• [Task brief] What follows is a set of records, each of which is to be written out exactly.

Data items:

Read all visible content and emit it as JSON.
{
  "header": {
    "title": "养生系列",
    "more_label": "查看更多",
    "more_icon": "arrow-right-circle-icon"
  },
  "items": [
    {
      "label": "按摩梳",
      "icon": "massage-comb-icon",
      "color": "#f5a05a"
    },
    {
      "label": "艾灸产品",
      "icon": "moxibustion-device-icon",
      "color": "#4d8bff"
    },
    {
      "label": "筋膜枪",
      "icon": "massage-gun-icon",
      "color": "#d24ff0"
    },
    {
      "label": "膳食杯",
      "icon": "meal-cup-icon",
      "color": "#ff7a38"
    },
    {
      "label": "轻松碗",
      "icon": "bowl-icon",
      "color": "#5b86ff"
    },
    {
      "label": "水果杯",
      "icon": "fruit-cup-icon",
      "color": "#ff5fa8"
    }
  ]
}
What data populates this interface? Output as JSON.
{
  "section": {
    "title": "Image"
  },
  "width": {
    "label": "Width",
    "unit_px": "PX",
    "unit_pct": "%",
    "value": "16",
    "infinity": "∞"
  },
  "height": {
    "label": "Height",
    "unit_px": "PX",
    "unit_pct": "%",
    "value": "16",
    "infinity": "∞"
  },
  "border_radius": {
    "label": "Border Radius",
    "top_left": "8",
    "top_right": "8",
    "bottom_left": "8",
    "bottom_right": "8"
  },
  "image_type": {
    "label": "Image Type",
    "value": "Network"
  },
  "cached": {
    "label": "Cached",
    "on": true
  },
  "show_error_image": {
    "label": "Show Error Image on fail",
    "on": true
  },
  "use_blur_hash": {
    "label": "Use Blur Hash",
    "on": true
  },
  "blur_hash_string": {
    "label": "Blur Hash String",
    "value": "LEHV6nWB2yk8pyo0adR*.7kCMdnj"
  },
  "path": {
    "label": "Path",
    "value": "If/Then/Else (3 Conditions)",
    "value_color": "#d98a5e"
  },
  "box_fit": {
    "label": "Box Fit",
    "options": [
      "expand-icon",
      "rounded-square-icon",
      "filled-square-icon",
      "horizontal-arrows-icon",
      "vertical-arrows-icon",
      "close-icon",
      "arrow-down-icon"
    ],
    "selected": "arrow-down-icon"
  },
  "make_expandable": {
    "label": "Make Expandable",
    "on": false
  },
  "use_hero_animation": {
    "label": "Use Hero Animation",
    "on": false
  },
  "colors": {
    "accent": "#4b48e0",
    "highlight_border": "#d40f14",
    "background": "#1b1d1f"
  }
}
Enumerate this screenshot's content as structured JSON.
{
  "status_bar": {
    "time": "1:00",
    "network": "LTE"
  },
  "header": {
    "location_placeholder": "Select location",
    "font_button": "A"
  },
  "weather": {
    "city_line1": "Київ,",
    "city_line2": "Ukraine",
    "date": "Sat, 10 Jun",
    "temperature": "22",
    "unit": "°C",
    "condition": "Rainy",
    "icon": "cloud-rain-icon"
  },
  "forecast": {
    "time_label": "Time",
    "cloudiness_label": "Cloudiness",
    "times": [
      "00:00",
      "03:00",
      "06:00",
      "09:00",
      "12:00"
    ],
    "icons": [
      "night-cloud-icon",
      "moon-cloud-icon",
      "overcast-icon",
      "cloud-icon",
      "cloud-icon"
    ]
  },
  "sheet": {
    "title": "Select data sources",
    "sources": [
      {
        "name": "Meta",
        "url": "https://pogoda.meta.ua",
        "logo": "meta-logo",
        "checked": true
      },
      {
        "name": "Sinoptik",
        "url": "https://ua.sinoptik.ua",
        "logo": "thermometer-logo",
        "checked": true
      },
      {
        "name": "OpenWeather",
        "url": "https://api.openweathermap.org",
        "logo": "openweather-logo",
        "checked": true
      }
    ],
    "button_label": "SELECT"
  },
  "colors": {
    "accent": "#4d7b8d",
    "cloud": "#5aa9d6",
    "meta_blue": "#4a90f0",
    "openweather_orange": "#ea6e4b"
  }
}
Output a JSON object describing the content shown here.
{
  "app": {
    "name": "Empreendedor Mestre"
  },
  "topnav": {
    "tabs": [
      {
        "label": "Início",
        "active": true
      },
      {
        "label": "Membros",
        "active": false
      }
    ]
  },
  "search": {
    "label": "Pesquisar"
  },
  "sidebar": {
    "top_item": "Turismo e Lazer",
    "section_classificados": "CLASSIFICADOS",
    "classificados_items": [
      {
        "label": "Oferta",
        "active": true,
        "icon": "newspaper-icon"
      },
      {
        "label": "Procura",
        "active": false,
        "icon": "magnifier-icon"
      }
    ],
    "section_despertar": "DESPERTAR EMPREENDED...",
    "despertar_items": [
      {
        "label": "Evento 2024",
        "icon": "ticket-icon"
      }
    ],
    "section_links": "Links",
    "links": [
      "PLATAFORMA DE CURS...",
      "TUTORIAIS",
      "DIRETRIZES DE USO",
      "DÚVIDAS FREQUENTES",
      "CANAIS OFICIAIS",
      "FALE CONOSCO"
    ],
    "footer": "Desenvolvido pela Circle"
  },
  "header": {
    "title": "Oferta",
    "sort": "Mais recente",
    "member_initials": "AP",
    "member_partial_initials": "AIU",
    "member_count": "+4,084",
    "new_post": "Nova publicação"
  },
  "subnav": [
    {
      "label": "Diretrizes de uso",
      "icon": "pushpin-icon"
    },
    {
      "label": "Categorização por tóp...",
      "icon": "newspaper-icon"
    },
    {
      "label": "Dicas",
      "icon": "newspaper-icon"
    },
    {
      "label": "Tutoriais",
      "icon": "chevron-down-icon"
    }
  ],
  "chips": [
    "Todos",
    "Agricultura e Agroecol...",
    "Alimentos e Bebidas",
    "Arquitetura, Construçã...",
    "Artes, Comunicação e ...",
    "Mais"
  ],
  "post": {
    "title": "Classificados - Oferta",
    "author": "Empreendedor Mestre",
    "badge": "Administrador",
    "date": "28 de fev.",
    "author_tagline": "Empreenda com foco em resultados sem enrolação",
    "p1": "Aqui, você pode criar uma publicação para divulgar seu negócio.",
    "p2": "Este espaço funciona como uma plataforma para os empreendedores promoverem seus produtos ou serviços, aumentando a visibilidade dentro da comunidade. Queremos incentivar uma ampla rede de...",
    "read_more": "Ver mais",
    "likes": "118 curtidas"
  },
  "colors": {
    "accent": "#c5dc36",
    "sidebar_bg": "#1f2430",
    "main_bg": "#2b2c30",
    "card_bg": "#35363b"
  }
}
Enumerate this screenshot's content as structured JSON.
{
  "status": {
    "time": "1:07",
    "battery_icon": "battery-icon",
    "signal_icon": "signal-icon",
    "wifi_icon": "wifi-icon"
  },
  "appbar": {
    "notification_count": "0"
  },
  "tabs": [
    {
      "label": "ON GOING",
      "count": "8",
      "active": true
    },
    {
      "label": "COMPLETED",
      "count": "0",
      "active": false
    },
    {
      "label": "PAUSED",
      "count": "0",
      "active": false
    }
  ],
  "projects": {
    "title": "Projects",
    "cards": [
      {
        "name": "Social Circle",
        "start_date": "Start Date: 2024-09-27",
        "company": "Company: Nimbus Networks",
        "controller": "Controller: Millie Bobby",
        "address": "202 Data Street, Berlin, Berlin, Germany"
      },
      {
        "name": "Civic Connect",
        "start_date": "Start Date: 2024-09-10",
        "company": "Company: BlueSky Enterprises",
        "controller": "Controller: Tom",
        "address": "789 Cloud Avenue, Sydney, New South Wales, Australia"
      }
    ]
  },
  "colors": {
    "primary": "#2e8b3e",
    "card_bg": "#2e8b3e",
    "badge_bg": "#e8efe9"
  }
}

• [Solution below]
Read all visible content and emit it as JSON.
{
  "header": {
    "title": "养生系列",
    "more_label": "查看更多",
    "more_icon": "arrow-right-circle-icon"
  },
  "items": [
    {
      "label": "按摩梳",
      "icon": "massage-comb-icon",
      "color": "#f5a05a"
    },
    {
      "label": "艾灸产品",
      "icon": "moxibustion-device-icon",
      "color": "#4d8bff"
    },
    {
      "label": "筋膜枪",
      "icon": "massage-gun-icon",
      "color": "#d24ff0"
    },
    {
      "label": "膳食杯",
      "icon": "meal-cup-icon",
      "color": "#ff7a38"
    },
    {
      "label": "轻松碗",
      "icon": "bowl-icon",
      "color": "#5b86ff"
    },
    {
      "label": "水果杯",
      "icon": "fruit-cup-icon",
      "color": "#ff5fa8"
    }
  ]
}
What data populates this interface? Output as JSON.
{
  "section": {
    "title": "Image"
  },
  "width": {
    "label": "Width",
    "unit_px": "PX",
    "unit_pct": "%",
    "value": "16",
    "infinity": "∞"
  },
  "height": {
    "label": "Height",
    "unit_px": "PX",
    "unit_pct": "%",
    "value": "16",
    "infinity": "∞"
  },
  "border_radius": {
    "label": "Border Radius",
    "top_left": "8",
    "top_right": "8",
    "bottom_left": "8",
    "bottom_right": "8"
  },
  "image_type": {
    "label": "Image Type",
    "value": "Network"
  },
  "cached": {
    "label": "Cached",
    "on": true
  },
  "show_error_image": {
    "label": "Show Error Image on fail",
    "on": true
  },
  "use_blur_hash": {
    "label": "Use Blur Hash",
    "on": true
  },
  "blur_hash_string": {
    "label": "Blur Hash String",
    "value": "LEHV6nWB2yk8pyo0adR*.7kCMdnj"
  },
  "path": {
    "label": "Path",
    "value": "If/Then/Else (3 Conditions)",
    "value_color": "#d98a5e"
  },
  "box_fit": {
    "label": "Box Fit",
    "options": [
      "expand-icon",
      "rounded-square-icon",
      "filled-square-icon",
      "horizontal-arrows-icon",
      "vertical-arrows-icon",
      "close-icon",
      "arrow-down-icon"
    ],
    "selected": "arrow-down-icon"
  },
  "make_expandable": {
    "label": "Make Expandable",
    "on": false
  },
  "use_hero_animation": {
    "label": "Use Hero Animation",
    "on": false
  },
  "colors": {
    "accent": "#4b48e0",
    "highlight_border": "#d40f14",
    "background": "#1b1d1f"
  }
}
Enumerate this screenshot's content as structured JSON.
{
  "status_bar": {
    "time": "1:00",
    "network": "LTE"
  },
  "header": {
    "location_placeholder": "Select location",
    "font_button": "A"
  },
  "weather": {
    "city_line1": "Київ,",
    "city_line2": "Ukraine",
    "date": "Sat, 10 Jun",
    "temperature": "22",
    "unit": "°C",
    "condition": "Rainy",
    "icon": "cloud-rain-icon"
  },
  "forecast": {
    "time_label": "Time",
    "cloudiness_label": "Cloudiness",
    "times": [
      "00:00",
      "03:00",
      "06:00",
      "09:00",
      "12:00"
    ],
    "icons": [
      "night-cloud-icon",
      "moon-cloud-icon",
      "overcast-icon",
      "cloud-icon",
      "cloud-icon"
    ]
  },
  "sheet": {
    "title": "Select data sources",
    "sources": [
      {
        "name": "Meta",
        "url": "https://pogoda.meta.ua",
        "logo": "meta-logo",
        "checked": true
      },
      {
        "name": "Sinoptik",
        "url": "https://ua.sinoptik.ua",
        "logo": "thermometer-logo",
        "checked": true
      },
      {
        "name": "OpenWeather",
        "url": "https://api.openweathermap.org",
        "logo": "openweather-logo",
        "checked": true
      }
    ],
    "button_label": "SELECT"
  },
  "colors": {
    "accent": "#4d7b8d",
    "cloud": "#5aa9d6",
    "meta_blue": "#4a90f0",
    "openweather_orange": "#ea6e4b"
  }
}
Output a JSON object describing the content shown here.
{
  "app": {
    "name": "Empreendedor Mestre"
  },
  "topnav": {
    "tabs": [
      {
        "label": "Início",
        "active": true
      },
      {
        "label": "Membros",
        "active": false
      }
    ]
  },
  "search": {
    "label": "Pesquisar"
  },
  "sidebar": {
    "top_item": "Turismo e Lazer",
    "section_classificados": "CLASSIFICADOS",
    "classificados_items": [
      {
        "label": "Oferta",
        "active": true,
        "icon": "newspaper-icon"
      },
      {
        "label": "Procura",
        "active": false,
        "icon": "magnifier-icon"
      }
    ],
    "section_despertar": "DESPERTAR EMPREENDED...",
    "despertar_items": [
      {
        "label": "Evento 2024",
        "icon": "ticket-icon"
      }
    ],
    "section_links": "Links",
    "links": [
      "PLATAFORMA DE CURS...",
      "TUTORIAIS",
      "DIRETRIZES DE USO",
      "DÚVIDAS FREQUENTES",
      "CANAIS OFICIAIS",
      "FALE CONOSCO"
    ],
    "footer": "Desenvolvido pela Circle"
  },
  "header": {
    "title": "Oferta",
    "sort": "Mais recente",
    "member_initials": "AP",
    "member_partial_initials": "AIU",
    "member_count": "+4,084",
    "new_post": "Nova publicação"
  },
  "subnav": [
    {
      "label": "Diretrizes de uso",
      "icon": "pushpin-icon"
    },
    {
      "label": "Categorização por tóp...",
      "icon": "newspaper-icon"
    },
    {
      "label": "Dicas",
      "icon": "newspaper-icon"
    },
    {
      "label": "Tutoriais",
      "icon": "chevron-down-icon"
    }
  ],
  "chips": [
    "Todos",
    "Agricultura e Agroecol...",
    "Alimentos e Bebidas",
    "Arquitetura, Construçã...",
    "Artes, Comunicação e ...",
    "Mais"
  ],
  "post": {
    "title": "Classificados - Oferta",
    "author": "Empreendedor Mestre",
    "badge": "Administrador",
    "date": "28 de fev.",
    "author_tagline": "Empreenda com foco em resultados sem enrolação",
    "p1": "Aqui, você pode criar uma publicação para divulgar seu negócio.",
    "p2": "Este espaço funciona como uma plataforma para os empreendedores promoverem seus produtos ou serviços, aumentando a visibilidade dentro da comunidade. Queremos incentivar uma ampla rede de...",
    "read_more": "Ver mais",
    "likes": "118 curtidas"
  },
  "colors": {
    "accent": "#c5dc36",
    "sidebar_bg": "#1f2430",
    "main_bg": "#2b2c30",
    "card_bg": "#35363b"
  }
}
Enumerate this screenshot's content as structured JSON.
{
  "status": {
    "time": "1:07",
    "battery_icon": "battery-icon",
    "signal_icon": "signal-icon",
    "wifi_icon": "wifi-icon"
  },
  "appbar": {
    "notification_count": "0"
  },
  "tabs": [
    {
      "label": "ON GOING",
      "count": "8",
      "active": true
    },
    {
      "label": "COMPLETED",
      "count": "0",
      "active": false
    },
    {
      "label": "PAUSED",
      "count": "0",
      "active": false
    }
  ],
  "projects": {
    "title": "Projects",
    "cards": [
      {
        "name": "Social Circle",
        "start_date": "Start Date: 2024-09-27",
        "company": "Company: Nimbus Networks",
        "controller": "Controller: Millie Bobby",
        "address": "202 Data Street, Berlin, Berlin, Germany"
      },
      {
        "name": "Civic Connect",
        "start_date": "Start Date: 2024-09-10",
        "company": "Company: BlueSky Enterprises",
        "controller": "Controller: Tom",
        "address": "789 Cloud Avenue, Sydney, New South Wales, Australia"
      }
    ]
  },
  "colors": {
    "primary": "#2e8b3e",
    "card_bg": "#2e8b3e",
    "badge_bg": "#e8efe9"
  }
}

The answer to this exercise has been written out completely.